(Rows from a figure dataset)
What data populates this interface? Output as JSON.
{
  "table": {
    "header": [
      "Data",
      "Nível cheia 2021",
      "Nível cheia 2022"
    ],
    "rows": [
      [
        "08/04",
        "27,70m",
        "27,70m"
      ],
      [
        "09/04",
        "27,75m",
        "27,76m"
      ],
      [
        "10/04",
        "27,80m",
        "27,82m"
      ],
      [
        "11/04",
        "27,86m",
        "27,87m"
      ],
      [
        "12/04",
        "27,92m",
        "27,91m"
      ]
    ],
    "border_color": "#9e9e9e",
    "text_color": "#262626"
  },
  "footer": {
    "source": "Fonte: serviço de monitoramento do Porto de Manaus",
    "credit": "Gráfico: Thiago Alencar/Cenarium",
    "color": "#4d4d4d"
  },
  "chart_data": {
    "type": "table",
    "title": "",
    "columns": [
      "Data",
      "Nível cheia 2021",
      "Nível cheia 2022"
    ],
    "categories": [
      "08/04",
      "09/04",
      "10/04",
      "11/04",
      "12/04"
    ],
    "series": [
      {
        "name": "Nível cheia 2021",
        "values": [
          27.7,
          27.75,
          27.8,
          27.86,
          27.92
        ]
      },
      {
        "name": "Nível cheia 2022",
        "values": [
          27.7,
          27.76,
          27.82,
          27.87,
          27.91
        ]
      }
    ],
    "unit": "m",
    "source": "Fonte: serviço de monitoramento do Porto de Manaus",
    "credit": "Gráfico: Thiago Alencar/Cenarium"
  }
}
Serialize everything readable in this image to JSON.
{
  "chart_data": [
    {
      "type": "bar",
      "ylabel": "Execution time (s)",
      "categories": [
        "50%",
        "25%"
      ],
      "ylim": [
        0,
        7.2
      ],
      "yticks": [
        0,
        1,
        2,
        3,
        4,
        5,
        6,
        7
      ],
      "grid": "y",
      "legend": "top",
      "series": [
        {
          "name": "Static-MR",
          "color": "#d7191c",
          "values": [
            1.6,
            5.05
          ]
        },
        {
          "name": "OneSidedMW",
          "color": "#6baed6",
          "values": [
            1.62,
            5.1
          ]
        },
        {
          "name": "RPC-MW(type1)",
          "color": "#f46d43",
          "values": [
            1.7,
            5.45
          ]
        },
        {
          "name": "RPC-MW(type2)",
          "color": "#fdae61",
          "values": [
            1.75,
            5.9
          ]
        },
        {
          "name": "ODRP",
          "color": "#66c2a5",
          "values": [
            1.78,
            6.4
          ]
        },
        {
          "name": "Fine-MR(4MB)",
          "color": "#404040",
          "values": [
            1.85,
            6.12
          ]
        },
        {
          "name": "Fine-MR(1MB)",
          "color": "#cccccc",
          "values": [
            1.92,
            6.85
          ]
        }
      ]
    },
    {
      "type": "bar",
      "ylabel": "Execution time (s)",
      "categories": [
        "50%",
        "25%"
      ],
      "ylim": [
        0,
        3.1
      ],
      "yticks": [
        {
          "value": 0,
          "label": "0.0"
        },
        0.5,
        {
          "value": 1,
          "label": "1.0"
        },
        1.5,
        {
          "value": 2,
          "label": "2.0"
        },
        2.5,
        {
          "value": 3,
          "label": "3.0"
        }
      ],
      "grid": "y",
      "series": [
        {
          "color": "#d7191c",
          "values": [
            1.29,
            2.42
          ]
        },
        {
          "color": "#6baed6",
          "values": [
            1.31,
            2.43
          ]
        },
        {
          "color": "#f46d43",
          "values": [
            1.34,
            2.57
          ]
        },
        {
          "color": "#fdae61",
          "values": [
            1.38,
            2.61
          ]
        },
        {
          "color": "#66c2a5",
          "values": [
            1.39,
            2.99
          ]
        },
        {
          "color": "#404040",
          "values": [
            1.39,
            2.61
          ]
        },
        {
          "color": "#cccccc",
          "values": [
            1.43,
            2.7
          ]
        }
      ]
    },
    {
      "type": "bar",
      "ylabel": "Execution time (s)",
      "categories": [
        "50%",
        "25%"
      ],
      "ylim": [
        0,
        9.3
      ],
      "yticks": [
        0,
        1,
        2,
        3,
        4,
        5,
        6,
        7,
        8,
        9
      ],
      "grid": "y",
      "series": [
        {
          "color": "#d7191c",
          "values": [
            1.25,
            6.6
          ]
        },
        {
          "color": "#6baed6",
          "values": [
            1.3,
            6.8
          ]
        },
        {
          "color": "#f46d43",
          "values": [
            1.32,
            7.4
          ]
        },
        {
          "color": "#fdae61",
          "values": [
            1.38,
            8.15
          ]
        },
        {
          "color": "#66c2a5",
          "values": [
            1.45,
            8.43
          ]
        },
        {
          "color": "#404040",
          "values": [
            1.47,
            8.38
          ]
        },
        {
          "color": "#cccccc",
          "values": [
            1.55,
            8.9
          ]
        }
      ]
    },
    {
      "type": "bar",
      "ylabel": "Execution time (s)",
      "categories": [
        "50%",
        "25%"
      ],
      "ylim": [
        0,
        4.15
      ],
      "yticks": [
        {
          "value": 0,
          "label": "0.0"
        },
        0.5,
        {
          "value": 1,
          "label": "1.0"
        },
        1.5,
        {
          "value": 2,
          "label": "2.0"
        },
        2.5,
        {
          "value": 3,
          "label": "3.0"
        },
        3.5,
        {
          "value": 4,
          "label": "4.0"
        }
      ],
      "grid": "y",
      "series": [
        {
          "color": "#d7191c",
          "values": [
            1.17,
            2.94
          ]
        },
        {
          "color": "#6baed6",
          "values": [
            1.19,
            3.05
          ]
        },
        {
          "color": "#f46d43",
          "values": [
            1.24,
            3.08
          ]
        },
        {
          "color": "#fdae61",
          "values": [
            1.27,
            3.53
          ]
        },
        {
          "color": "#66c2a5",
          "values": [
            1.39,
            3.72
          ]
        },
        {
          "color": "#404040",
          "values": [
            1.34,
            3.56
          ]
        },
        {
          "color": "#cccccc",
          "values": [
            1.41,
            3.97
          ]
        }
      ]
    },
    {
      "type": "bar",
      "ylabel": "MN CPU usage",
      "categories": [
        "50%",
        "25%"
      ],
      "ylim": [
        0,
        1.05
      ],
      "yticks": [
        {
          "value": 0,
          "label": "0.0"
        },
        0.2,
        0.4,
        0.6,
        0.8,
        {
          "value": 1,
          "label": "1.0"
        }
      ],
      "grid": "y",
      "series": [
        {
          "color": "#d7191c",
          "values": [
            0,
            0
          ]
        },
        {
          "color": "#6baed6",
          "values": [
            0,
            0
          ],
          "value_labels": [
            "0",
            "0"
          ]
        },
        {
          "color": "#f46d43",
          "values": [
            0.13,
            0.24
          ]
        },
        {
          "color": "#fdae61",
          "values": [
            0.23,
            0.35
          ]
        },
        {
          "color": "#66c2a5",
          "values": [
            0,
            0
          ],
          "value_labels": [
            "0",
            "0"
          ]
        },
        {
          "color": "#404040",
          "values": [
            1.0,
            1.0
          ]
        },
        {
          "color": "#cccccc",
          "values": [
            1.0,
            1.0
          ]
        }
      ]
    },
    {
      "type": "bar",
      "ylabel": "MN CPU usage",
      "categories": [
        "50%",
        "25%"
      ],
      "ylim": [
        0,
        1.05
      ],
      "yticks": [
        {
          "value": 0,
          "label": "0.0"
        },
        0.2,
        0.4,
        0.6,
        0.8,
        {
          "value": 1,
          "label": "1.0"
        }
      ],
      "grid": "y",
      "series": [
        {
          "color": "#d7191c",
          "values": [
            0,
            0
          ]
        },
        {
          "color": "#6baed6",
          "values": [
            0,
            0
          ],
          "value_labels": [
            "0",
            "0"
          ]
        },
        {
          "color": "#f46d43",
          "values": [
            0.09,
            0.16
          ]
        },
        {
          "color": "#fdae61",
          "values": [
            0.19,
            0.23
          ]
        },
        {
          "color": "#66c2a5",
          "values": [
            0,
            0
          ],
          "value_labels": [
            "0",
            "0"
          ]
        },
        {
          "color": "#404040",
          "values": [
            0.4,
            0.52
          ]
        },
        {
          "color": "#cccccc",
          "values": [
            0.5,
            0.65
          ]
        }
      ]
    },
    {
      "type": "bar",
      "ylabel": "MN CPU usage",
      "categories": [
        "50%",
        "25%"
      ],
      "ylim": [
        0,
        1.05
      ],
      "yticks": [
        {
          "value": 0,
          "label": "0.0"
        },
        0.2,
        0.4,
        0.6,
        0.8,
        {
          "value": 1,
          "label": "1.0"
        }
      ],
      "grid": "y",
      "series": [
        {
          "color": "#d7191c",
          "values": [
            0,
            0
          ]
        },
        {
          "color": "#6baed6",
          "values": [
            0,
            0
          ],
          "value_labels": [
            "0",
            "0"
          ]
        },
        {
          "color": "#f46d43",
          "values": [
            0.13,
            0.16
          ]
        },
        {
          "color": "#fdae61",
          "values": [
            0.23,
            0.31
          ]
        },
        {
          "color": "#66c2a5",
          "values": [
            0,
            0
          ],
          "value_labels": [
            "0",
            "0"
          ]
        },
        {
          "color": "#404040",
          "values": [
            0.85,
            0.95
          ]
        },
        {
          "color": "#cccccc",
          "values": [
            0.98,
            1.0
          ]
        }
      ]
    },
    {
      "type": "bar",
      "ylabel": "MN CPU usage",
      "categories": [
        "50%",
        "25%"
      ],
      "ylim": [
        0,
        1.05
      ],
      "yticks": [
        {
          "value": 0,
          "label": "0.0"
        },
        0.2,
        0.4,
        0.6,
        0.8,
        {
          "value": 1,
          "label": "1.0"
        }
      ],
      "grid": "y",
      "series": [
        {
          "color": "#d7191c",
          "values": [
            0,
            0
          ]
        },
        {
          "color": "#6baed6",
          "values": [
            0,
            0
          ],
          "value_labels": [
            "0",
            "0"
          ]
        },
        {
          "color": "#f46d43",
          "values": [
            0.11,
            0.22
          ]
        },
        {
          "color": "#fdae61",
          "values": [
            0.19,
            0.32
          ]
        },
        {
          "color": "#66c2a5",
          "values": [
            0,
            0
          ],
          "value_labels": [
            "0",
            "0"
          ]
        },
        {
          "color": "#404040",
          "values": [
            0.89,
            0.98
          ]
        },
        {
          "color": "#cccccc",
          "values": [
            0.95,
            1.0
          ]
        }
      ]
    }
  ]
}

## Given instruction
Give the number of lines where the string "Cenarium" occurs, without any further text.

## Expected answer
2